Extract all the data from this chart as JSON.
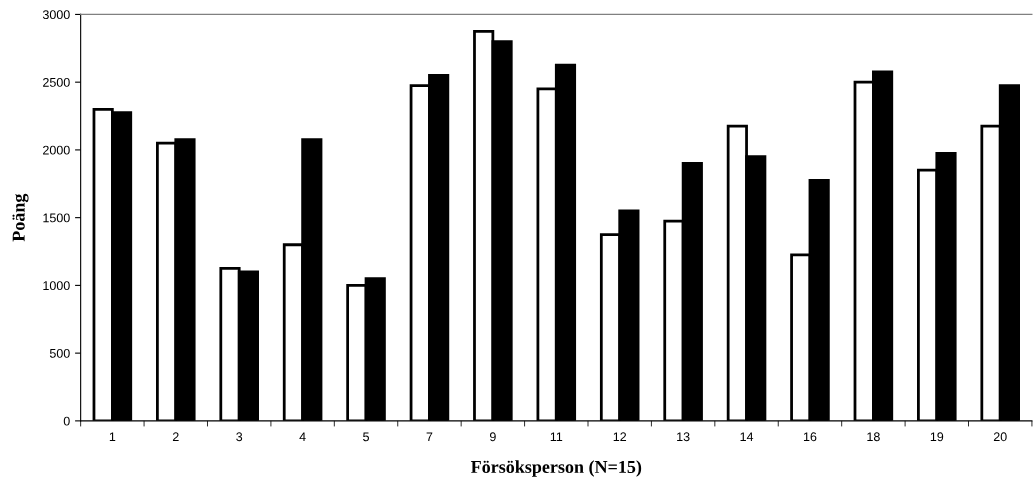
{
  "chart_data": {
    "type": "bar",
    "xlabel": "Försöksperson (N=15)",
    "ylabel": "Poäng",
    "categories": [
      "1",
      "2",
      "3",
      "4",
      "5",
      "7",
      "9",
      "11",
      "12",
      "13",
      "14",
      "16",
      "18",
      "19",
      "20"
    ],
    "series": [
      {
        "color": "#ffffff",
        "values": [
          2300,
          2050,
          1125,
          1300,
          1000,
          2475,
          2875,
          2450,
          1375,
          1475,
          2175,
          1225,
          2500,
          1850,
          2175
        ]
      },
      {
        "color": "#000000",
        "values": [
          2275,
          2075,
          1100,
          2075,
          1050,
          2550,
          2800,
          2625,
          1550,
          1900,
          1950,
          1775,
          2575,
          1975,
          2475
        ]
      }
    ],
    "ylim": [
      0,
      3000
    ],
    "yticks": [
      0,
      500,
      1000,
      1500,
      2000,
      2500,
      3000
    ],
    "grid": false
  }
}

• **EXERCISE TASK**:
Omit the pictures, then output the rest of the listing exactly.

• **RESPONSE TO THIS TASK**:
Extract all the data from this chart as JSON.
{
  "chart_data": {
    "type": "bar",
    "xlabel": "Försöksperson (N=15)",
    "ylabel": "Poäng",
    "categories": [
      "1",
      "2",
      "3",
      "4",
      "5",
      "7",
      "9",
      "11",
      "12",
      "13",
      "14",
      "16",
      "18",
      "19",
      "20"
    ],
    "series": [
      {
        "color": "#ffffff",
        "values": [
          2300,
          2050,
          1125,
          1300,
          1000,
          2475,
          2875,
          2450,
          1375,
          1475,
          2175,
          1225,
          2500,
          1850,
          2175
        ]
      },
      {
        "color": "#000000",
        "values": [
          2275,
          2075,
          1100,
          2075,
          1050,
          2550,
          2800,
          2625,
          1550,
          1900,
          1950,
          1775,
          2575,
          1975,
          2475
        ]
      }
    ],
    "ylim": [
      0,
      3000
    ],
    "yticks": [
      0,
      500,
      1000,
      1500,
      2000,
      2500,
      3000
    ],
    "grid": false
  }
}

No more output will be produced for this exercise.